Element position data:
[start]

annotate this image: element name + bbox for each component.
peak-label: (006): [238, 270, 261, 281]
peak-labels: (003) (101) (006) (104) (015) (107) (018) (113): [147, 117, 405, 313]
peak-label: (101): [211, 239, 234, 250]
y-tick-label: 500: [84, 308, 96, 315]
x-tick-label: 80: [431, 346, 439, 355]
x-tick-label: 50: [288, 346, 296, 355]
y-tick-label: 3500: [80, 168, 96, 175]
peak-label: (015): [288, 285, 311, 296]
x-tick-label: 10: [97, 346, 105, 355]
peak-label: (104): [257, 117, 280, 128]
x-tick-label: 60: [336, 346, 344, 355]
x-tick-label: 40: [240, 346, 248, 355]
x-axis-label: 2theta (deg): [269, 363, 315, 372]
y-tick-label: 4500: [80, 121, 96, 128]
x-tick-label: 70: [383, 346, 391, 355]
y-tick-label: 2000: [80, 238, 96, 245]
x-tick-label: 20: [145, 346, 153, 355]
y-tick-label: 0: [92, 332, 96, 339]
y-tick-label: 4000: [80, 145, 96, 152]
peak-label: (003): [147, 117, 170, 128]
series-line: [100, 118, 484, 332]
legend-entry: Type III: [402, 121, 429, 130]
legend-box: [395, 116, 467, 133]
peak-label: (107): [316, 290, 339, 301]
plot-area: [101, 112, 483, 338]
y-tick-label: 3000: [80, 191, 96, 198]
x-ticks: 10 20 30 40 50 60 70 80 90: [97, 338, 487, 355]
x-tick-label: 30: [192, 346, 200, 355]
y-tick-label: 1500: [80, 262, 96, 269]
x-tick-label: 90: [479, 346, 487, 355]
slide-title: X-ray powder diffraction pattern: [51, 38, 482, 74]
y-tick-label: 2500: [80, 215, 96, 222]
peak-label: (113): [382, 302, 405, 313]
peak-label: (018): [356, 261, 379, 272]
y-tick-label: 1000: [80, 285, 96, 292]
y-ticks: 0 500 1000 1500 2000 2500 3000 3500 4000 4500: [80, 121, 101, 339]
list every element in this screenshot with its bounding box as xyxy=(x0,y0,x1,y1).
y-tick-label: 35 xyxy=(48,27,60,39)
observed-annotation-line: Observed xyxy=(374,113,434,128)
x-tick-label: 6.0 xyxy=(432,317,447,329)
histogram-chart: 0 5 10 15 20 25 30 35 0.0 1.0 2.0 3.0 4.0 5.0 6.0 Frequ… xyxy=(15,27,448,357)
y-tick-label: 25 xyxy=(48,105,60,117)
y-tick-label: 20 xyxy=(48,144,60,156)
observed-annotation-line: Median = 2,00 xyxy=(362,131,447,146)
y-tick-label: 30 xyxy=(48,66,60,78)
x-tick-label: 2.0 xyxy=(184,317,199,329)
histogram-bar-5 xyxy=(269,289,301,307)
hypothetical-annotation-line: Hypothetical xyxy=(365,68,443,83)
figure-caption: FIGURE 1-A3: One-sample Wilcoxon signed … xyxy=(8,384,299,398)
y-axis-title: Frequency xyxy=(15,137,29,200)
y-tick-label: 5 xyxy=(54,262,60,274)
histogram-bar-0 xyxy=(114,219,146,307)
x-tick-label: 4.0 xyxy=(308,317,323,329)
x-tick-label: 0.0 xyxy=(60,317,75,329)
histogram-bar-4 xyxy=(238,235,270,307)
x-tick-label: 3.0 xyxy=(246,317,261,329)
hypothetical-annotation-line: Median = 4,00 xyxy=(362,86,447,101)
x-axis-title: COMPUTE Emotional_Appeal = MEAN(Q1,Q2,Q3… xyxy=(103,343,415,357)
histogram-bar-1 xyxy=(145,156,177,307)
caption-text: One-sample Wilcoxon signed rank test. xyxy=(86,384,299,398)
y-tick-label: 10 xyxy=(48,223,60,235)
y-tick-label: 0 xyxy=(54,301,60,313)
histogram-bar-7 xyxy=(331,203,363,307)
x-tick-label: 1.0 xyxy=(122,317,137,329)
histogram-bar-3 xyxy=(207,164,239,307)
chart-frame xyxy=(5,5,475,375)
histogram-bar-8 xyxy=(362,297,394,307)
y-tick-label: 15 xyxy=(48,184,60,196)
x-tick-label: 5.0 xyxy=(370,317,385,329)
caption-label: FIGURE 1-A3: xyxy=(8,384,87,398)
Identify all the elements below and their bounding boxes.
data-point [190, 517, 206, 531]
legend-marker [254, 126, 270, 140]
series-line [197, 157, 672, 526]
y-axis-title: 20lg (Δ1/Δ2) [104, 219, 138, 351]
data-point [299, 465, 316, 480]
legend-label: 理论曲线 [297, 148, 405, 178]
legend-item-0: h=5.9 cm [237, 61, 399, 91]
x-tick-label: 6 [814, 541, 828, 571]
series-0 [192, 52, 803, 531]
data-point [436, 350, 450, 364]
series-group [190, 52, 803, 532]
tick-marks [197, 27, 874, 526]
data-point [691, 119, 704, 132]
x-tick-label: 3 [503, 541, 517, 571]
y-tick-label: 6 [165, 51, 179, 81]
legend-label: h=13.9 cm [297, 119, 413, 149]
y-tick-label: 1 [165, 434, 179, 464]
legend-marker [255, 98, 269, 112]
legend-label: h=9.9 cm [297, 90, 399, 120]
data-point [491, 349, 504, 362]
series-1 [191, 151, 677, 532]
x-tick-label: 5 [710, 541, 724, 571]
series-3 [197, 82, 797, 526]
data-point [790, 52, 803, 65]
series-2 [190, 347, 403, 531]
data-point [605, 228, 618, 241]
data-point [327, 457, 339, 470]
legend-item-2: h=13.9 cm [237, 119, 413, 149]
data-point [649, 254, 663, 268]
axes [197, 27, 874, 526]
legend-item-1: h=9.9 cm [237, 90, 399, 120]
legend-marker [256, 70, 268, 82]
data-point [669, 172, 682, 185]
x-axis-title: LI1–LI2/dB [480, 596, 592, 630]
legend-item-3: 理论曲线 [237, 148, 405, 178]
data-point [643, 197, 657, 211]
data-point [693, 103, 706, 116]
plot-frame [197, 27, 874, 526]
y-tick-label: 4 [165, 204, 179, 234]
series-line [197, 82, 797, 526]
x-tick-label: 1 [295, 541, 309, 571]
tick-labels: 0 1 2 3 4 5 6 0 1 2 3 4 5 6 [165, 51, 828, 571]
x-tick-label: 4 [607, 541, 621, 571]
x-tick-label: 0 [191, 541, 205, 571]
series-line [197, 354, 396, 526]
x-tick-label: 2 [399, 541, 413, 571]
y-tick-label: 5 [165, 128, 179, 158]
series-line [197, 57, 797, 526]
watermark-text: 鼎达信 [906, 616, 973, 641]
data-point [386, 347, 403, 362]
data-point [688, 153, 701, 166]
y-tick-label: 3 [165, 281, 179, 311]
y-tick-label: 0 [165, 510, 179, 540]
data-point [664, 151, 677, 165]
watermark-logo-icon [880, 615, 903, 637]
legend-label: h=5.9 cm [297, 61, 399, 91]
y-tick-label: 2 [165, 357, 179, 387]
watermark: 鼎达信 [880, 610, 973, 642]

[end]

• **Task to carry out**
Substitute "chart-title" for "slide-title" in the items from the start through the line containing "observed-annotation-line: Observed xyxy=(374,113,434,128)", inclusive. Reproduce only those lines and leave everything else in them unchanged.

• **Task output**
annotate this image: element name + bbox for each component.
peak-label: (006): [238, 270, 261, 281]
peak-labels: (003) (101) (006) (104) (015) (107) (018) (113): [147, 117, 405, 313]
peak-label: (101): [211, 239, 234, 250]
y-tick-label: 500: [84, 308, 96, 315]
x-tick-label: 80: [431, 346, 439, 355]
x-tick-label: 50: [288, 346, 296, 355]
y-tick-label: 3500: [80, 168, 96, 175]
peak-label: (015): [288, 285, 311, 296]
x-tick-label: 10: [97, 346, 105, 355]
peak-label: (104): [257, 117, 280, 128]
x-tick-label: 60: [336, 346, 344, 355]
x-tick-label: 40: [240, 346, 248, 355]
x-axis-label: 2theta (deg): [269, 363, 315, 372]
y-tick-label: 4500: [80, 121, 96, 128]
x-tick-label: 70: [383, 346, 391, 355]
y-tick-label: 2000: [80, 238, 96, 245]
x-tick-label: 20: [145, 346, 153, 355]
y-tick-label: 0: [92, 332, 96, 339]
y-tick-label: 4000: [80, 145, 96, 152]
peak-label: (003): [147, 117, 170, 128]
series-line: [100, 118, 484, 332]
legend-entry: Type III: [402, 121, 429, 130]
legend-box: [395, 116, 467, 133]
peak-label: (107): [316, 290, 339, 301]
plot-area: [101, 112, 483, 338]
y-tick-label: 3000: [80, 191, 96, 198]
x-ticks: 10 20 30 40 50 60 70 80 90: [97, 338, 487, 355]
x-tick-label: 30: [192, 346, 200, 355]
y-tick-label: 1500: [80, 262, 96, 269]
x-tick-label: 90: [479, 346, 487, 355]
chart-title: X-ray powder diffraction pattern: [51, 38, 482, 74]
y-tick-label: 2500: [80, 215, 96, 222]
peak-label: (113): [382, 302, 405, 313]
peak-label: (018): [356, 261, 379, 272]
y-tick-label: 1000: [80, 285, 96, 292]
y-ticks: 0 500 1000 1500 2000 2500 3000 3500 4000 4500: [80, 121, 101, 339]
list every element in this screenshot with its bounding box as xyxy=(x0,y0,x1,y1).
y-tick-label: 35 xyxy=(48,27,60,39)
observed-annotation-line: Observed xyxy=(374,113,434,128)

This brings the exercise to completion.